▶ _Source records_
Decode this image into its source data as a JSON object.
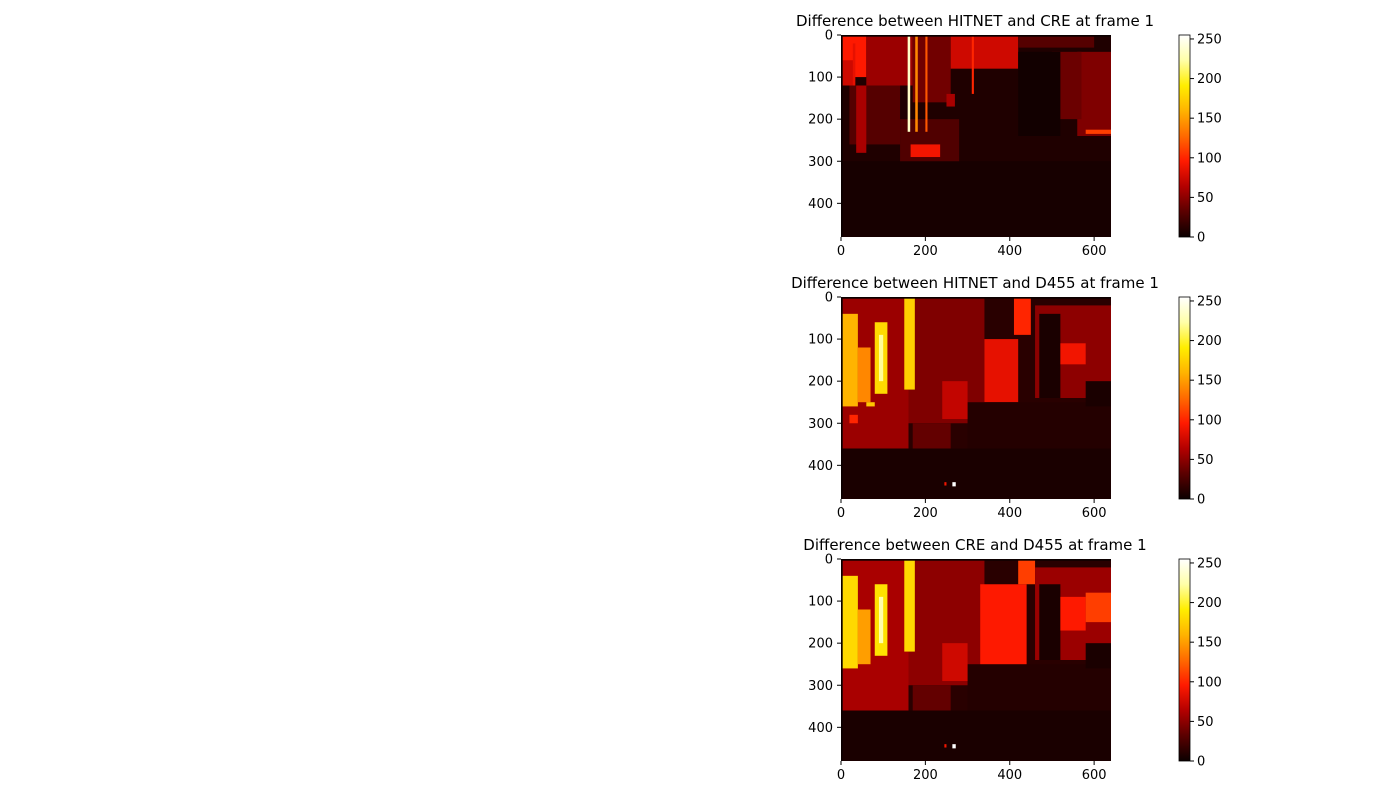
{
  "figure": {
    "background": "#ffffff",
    "colormap": "hot",
    "colormap_stops": [
      "#0b0000",
      "#5a0000",
      "#b30000",
      "#ff1a00",
      "#ff6a00",
      "#ffb300",
      "#ffee00",
      "#ffffa8",
      "#ffffff"
    ]
  },
  "chart_data": [
    {
      "type": "heatmap",
      "title": "Difference between HITNET and CRE at frame 1",
      "xlabel": "",
      "ylabel": "",
      "x_ticks": [
        "0",
        "200",
        "400",
        "600"
      ],
      "x_tick_values": [
        0,
        200,
        400,
        600
      ],
      "y_ticks": [
        "0",
        "100",
        "200",
        "300",
        "400"
      ],
      "y_tick_values": [
        0,
        100,
        200,
        300,
        400
      ],
      "xlim": [
        0,
        640
      ],
      "ylim": [
        480,
        0
      ],
      "colorbar": {
        "ticks": [
          "0",
          "50",
          "100",
          "150",
          "200",
          "250"
        ],
        "tick_values": [
          0,
          50,
          100,
          150,
          200,
          250
        ],
        "range": [
          0,
          255
        ]
      },
      "regions": [
        {
          "x": [
            0,
            640
          ],
          "y": [
            0,
            480
          ],
          "value": 8
        },
        {
          "x": [
            0,
            60
          ],
          "y": [
            0,
            100
          ],
          "value": 95
        },
        {
          "x": [
            60,
            170
          ],
          "y": [
            0,
            120
          ],
          "value": 55
        },
        {
          "x": [
            170,
            260
          ],
          "y": [
            0,
            160
          ],
          "value": 40
        },
        {
          "x": [
            260,
            420
          ],
          "y": [
            0,
            80
          ],
          "value": 75
        },
        {
          "x": [
            420,
            600
          ],
          "y": [
            0,
            30
          ],
          "value": 30
        },
        {
          "x": [
            560,
            640
          ],
          "y": [
            40,
            240
          ],
          "value": 45
        },
        {
          "x": [
            20,
            140
          ],
          "y": [
            120,
            260
          ],
          "value": 30
        },
        {
          "x": [
            140,
            280
          ],
          "y": [
            200,
            370
          ],
          "value": 28
        },
        {
          "x": [
            0,
            640
          ],
          "y": [
            300,
            480
          ],
          "value": 5
        },
        {
          "x": [
            0,
            30
          ],
          "y": [
            60,
            120
          ],
          "value": 75
        },
        {
          "x": [
            28,
            34
          ],
          "y": [
            20,
            120
          ],
          "value": 85
        },
        {
          "x": [
            158,
            164
          ],
          "y": [
            0,
            230
          ],
          "value": 235
        },
        {
          "x": [
            176,
            182
          ],
          "y": [
            0,
            230
          ],
          "value": 140
        },
        {
          "x": [
            200,
            205
          ],
          "y": [
            0,
            230
          ],
          "value": 120
        },
        {
          "x": [
            310,
            315
          ],
          "y": [
            0,
            140
          ],
          "value": 100
        },
        {
          "x": [
            36,
            60
          ],
          "y": [
            120,
            280
          ],
          "value": 60
        },
        {
          "x": [
            165,
            235
          ],
          "y": [
            260,
            290
          ],
          "value": 90
        },
        {
          "x": [
            250,
            270
          ],
          "y": [
            140,
            170
          ],
          "value": 60
        },
        {
          "x": [
            500,
            570
          ],
          "y": [
            40,
            200
          ],
          "value": 38
        },
        {
          "x": [
            580,
            640
          ],
          "y": [
            225,
            235
          ],
          "value": 110
        },
        {
          "x": [
            420,
            520
          ],
          "y": [
            40,
            240
          ],
          "value": 3
        },
        {
          "x": [
            0,
            640
          ],
          "y": [
            0,
            4
          ],
          "value": 0
        },
        {
          "x": [
            0,
            4
          ],
          "y": [
            0,
            480
          ],
          "value": 0
        }
      ]
    },
    {
      "type": "heatmap",
      "title": "Difference between HITNET and D455 at frame 1",
      "xlabel": "",
      "ylabel": "",
      "x_ticks": [
        "0",
        "200",
        "400",
        "600"
      ],
      "x_tick_values": [
        0,
        200,
        400,
        600
      ],
      "y_ticks": [
        "0",
        "100",
        "200",
        "300",
        "400"
      ],
      "y_tick_values": [
        0,
        100,
        200,
        300,
        400
      ],
      "xlim": [
        0,
        640
      ],
      "ylim": [
        480,
        0
      ],
      "colorbar": {
        "ticks": [
          "0",
          "50",
          "100",
          "150",
          "200",
          "250"
        ],
        "tick_values": [
          0,
          50,
          100,
          150,
          200,
          250
        ],
        "range": [
          0,
          255
        ]
      },
      "regions": [
        {
          "x": [
            0,
            640
          ],
          "y": [
            0,
            480
          ],
          "value": 12
        },
        {
          "x": [
            0,
            160
          ],
          "y": [
            0,
            360
          ],
          "value": 55
        },
        {
          "x": [
            160,
            340
          ],
          "y": [
            0,
            300
          ],
          "value": 45
        },
        {
          "x": [
            340,
            420
          ],
          "y": [
            100,
            250
          ],
          "value": 85
        },
        {
          "x": [
            410,
            450
          ],
          "y": [
            0,
            90
          ],
          "value": 100
        },
        {
          "x": [
            460,
            640
          ],
          "y": [
            20,
            240
          ],
          "value": 50
        },
        {
          "x": [
            0,
            640
          ],
          "y": [
            360,
            480
          ],
          "value": 6
        },
        {
          "x": [
            300,
            640
          ],
          "y": [
            250,
            360
          ],
          "value": 10
        },
        {
          "x": [
            0,
            40
          ],
          "y": [
            40,
            260
          ],
          "value": 160
        },
        {
          "x": [
            40,
            70
          ],
          "y": [
            120,
            250
          ],
          "value": 140
        },
        {
          "x": [
            80,
            110
          ],
          "y": [
            60,
            230
          ],
          "value": 180
        },
        {
          "x": [
            90,
            100
          ],
          "y": [
            90,
            200
          ],
          "value": 220
        },
        {
          "x": [
            150,
            175
          ],
          "y": [
            0,
            220
          ],
          "value": 175
        },
        {
          "x": [
            240,
            300
          ],
          "y": [
            200,
            290
          ],
          "value": 70
        },
        {
          "x": [
            20,
            40
          ],
          "y": [
            280,
            300
          ],
          "value": 100
        },
        {
          "x": [
            60,
            80
          ],
          "y": [
            250,
            260
          ],
          "value": 170
        },
        {
          "x": [
            170,
            260
          ],
          "y": [
            300,
            360
          ],
          "value": 35
        },
        {
          "x": [
            470,
            520
          ],
          "y": [
            40,
            240
          ],
          "value": 6
        },
        {
          "x": [
            520,
            580
          ],
          "y": [
            110,
            160
          ],
          "value": 90
        },
        {
          "x": [
            580,
            640
          ],
          "y": [
            200,
            260
          ],
          "value": 6
        },
        {
          "x": [
            264,
            272
          ],
          "y": [
            440,
            450
          ],
          "value": 255
        },
        {
          "x": [
            245,
            250
          ],
          "y": [
            440,
            448
          ],
          "value": 90
        },
        {
          "x": [
            0,
            640
          ],
          "y": [
            0,
            4
          ],
          "value": 0
        },
        {
          "x": [
            0,
            4
          ],
          "y": [
            0,
            480
          ],
          "value": 0
        }
      ]
    },
    {
      "type": "heatmap",
      "title": "Difference between CRE and D455 at frame 1",
      "xlabel": "",
      "ylabel": "",
      "x_ticks": [
        "0",
        "200",
        "400",
        "600"
      ],
      "x_tick_values": [
        0,
        200,
        400,
        600
      ],
      "y_ticks": [
        "0",
        "100",
        "200",
        "300",
        "400"
      ],
      "y_tick_values": [
        0,
        100,
        200,
        300,
        400
      ],
      "xlim": [
        0,
        640
      ],
      "ylim": [
        480,
        0
      ],
      "colorbar": {
        "ticks": [
          "0",
          "50",
          "100",
          "150",
          "200",
          "250"
        ],
        "tick_values": [
          0,
          50,
          100,
          150,
          200,
          250
        ],
        "range": [
          0,
          255
        ]
      },
      "regions": [
        {
          "x": [
            0,
            640
          ],
          "y": [
            0,
            480
          ],
          "value": 12
        },
        {
          "x": [
            0,
            160
          ],
          "y": [
            0,
            360
          ],
          "value": 60
        },
        {
          "x": [
            160,
            340
          ],
          "y": [
            0,
            300
          ],
          "value": 50
        },
        {
          "x": [
            330,
            440
          ],
          "y": [
            60,
            260
          ],
          "value": 95
        },
        {
          "x": [
            420,
            460
          ],
          "y": [
            0,
            60
          ],
          "value": 110
        },
        {
          "x": [
            460,
            640
          ],
          "y": [
            20,
            240
          ],
          "value": 55
        },
        {
          "x": [
            0,
            640
          ],
          "y": [
            360,
            480
          ],
          "value": 6
        },
        {
          "x": [
            300,
            640
          ],
          "y": [
            250,
            360
          ],
          "value": 10
        },
        {
          "x": [
            0,
            40
          ],
          "y": [
            40,
            260
          ],
          "value": 180
        },
        {
          "x": [
            40,
            70
          ],
          "y": [
            120,
            250
          ],
          "value": 150
        },
        {
          "x": [
            80,
            110
          ],
          "y": [
            60,
            230
          ],
          "value": 185
        },
        {
          "x": [
            90,
            100
          ],
          "y": [
            90,
            200
          ],
          "value": 225
        },
        {
          "x": [
            150,
            175
          ],
          "y": [
            0,
            220
          ],
          "value": 180
        },
        {
          "x": [
            240,
            300
          ],
          "y": [
            200,
            290
          ],
          "value": 75
        },
        {
          "x": [
            170,
            260
          ],
          "y": [
            300,
            360
          ],
          "value": 35
        },
        {
          "x": [
            470,
            520
          ],
          "y": [
            60,
            240
          ],
          "value": 6
        },
        {
          "x": [
            520,
            580
          ],
          "y": [
            90,
            170
          ],
          "value": 95
        },
        {
          "x": [
            580,
            640
          ],
          "y": [
            80,
            150
          ],
          "value": 110
        },
        {
          "x": [
            580,
            640
          ],
          "y": [
            200,
            260
          ],
          "value": 6
        },
        {
          "x": [
            264,
            272
          ],
          "y": [
            440,
            450
          ],
          "value": 255
        },
        {
          "x": [
            245,
            250
          ],
          "y": [
            440,
            448
          ],
          "value": 90
        },
        {
          "x": [
            0,
            640
          ],
          "y": [
            0,
            4
          ],
          "value": 0
        },
        {
          "x": [
            0,
            4
          ],
          "y": [
            0,
            480
          ],
          "value": 0
        }
      ]
    }
  ]
}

▶ _Exercise_
Pull out all lines in the data above that include "Difference".

▶ _Solution to this exercise_
      "title": "Difference between HITNET and CRE at frame 1",
      "title": "Difference between HITNET and D455 at frame 1",
      "title": "Difference between CRE and D455 at frame 1",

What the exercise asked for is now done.